Dataset entries
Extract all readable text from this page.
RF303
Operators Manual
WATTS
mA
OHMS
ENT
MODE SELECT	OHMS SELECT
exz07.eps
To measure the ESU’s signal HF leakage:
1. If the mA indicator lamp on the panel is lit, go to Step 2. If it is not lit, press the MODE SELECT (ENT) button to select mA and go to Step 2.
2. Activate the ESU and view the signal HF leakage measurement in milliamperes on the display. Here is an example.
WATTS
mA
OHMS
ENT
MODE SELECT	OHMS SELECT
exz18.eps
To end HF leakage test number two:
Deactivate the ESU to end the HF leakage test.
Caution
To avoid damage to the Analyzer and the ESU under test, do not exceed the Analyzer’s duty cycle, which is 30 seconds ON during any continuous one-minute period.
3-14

==

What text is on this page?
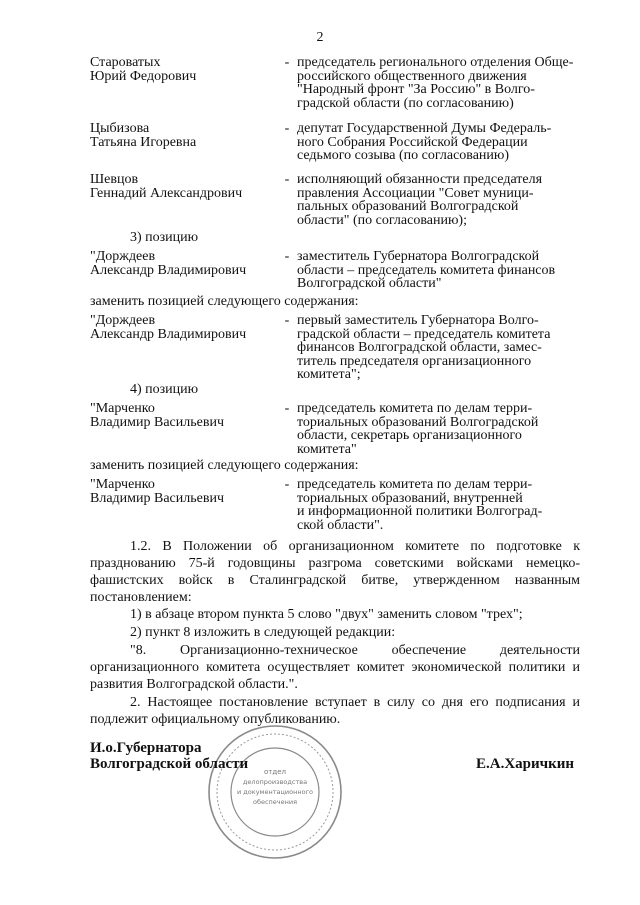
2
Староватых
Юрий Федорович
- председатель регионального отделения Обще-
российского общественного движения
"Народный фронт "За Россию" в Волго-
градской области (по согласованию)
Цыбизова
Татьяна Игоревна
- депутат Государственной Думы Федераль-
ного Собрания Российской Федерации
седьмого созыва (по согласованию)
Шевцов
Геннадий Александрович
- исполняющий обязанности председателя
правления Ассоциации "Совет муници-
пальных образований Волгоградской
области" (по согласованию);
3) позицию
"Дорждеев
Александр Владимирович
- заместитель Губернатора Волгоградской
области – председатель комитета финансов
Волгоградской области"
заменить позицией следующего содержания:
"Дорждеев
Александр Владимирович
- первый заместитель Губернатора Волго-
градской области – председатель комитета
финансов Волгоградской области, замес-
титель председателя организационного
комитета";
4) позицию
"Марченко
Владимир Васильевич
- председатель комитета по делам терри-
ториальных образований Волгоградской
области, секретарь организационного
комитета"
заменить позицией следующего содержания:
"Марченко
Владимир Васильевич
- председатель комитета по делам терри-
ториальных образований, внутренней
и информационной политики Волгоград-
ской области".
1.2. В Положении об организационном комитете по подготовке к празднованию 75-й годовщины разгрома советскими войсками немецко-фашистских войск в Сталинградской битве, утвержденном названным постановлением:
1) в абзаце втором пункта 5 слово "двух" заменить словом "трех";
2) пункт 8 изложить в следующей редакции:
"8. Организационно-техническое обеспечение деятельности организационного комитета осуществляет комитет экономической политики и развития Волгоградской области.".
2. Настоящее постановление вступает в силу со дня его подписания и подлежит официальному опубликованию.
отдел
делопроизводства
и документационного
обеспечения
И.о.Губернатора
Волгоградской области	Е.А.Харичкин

* * *

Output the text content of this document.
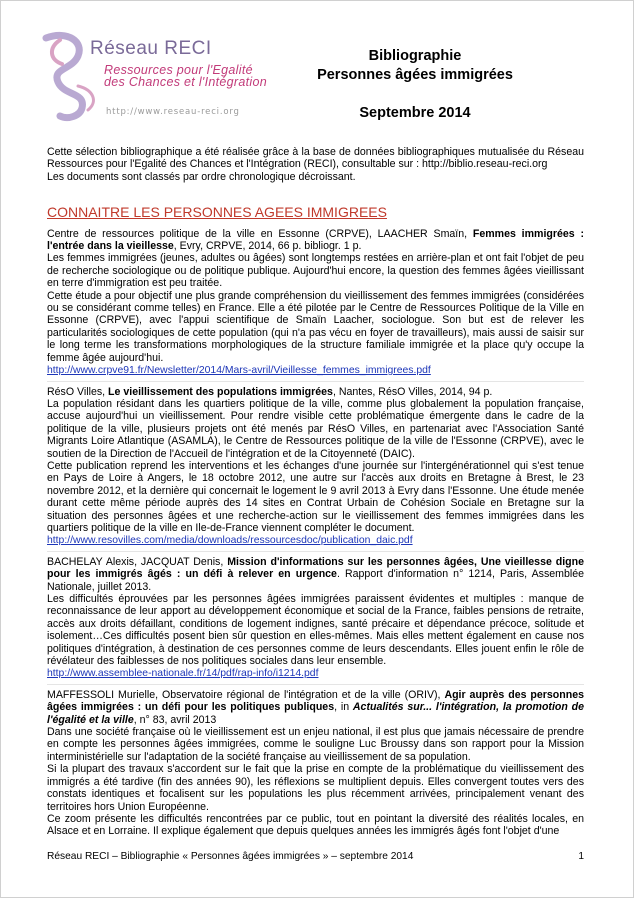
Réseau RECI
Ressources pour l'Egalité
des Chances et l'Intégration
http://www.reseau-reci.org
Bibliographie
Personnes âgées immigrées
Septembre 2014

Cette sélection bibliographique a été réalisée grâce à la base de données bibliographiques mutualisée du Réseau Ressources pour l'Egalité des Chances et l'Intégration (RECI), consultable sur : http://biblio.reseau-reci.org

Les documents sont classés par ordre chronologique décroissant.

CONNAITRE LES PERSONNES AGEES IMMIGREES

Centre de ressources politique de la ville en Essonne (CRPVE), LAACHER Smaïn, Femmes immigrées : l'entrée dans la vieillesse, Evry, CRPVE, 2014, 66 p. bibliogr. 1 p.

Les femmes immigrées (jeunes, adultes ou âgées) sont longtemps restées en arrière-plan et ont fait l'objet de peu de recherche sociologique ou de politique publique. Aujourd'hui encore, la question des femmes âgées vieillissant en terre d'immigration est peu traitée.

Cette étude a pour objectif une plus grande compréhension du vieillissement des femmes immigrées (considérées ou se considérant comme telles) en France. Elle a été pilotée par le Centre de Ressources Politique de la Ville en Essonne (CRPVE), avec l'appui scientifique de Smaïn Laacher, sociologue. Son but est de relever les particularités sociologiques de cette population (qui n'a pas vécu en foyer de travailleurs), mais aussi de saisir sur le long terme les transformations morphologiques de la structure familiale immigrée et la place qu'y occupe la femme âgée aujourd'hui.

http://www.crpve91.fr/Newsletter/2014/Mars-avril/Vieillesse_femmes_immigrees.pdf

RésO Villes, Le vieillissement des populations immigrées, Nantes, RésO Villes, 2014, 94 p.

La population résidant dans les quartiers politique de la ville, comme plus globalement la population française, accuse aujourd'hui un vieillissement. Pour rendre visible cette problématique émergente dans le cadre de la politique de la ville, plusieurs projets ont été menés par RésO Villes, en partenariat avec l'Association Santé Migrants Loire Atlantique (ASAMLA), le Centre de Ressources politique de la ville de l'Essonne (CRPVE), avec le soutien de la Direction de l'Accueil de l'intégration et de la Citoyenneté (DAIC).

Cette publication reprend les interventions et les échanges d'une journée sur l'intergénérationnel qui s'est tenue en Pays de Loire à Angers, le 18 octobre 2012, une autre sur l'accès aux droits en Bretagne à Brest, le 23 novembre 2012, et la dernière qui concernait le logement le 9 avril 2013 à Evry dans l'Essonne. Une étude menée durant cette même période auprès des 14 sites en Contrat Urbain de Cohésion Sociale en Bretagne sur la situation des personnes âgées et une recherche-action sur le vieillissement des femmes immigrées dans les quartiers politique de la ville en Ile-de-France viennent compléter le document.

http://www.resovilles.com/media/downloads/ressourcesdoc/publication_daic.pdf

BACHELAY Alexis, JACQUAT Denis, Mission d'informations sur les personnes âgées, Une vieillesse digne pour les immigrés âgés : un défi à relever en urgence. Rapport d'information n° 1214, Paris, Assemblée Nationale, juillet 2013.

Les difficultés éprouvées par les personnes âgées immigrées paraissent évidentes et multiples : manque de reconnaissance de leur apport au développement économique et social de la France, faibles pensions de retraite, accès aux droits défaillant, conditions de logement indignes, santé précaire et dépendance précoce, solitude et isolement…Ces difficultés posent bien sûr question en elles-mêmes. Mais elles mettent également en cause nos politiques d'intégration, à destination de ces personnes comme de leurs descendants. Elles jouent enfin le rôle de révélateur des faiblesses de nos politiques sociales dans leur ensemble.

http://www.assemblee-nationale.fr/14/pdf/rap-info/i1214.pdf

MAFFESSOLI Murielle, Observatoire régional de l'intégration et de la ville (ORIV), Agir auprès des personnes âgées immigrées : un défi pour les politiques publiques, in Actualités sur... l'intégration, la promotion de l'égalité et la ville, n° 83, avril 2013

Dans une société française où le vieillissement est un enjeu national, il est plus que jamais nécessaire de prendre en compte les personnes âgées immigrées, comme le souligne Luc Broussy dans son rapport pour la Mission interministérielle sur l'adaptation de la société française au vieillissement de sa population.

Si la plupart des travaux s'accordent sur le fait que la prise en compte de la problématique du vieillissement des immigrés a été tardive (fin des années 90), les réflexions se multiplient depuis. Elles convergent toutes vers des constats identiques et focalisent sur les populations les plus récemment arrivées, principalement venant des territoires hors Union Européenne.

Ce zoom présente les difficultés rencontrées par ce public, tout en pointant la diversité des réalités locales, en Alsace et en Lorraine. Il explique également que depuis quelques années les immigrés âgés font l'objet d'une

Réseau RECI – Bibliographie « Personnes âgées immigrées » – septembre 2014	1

What you will do
Of all the lines in the listing above, how many contain the word "droits"? Answer with the number alone.

Solution for this problem
2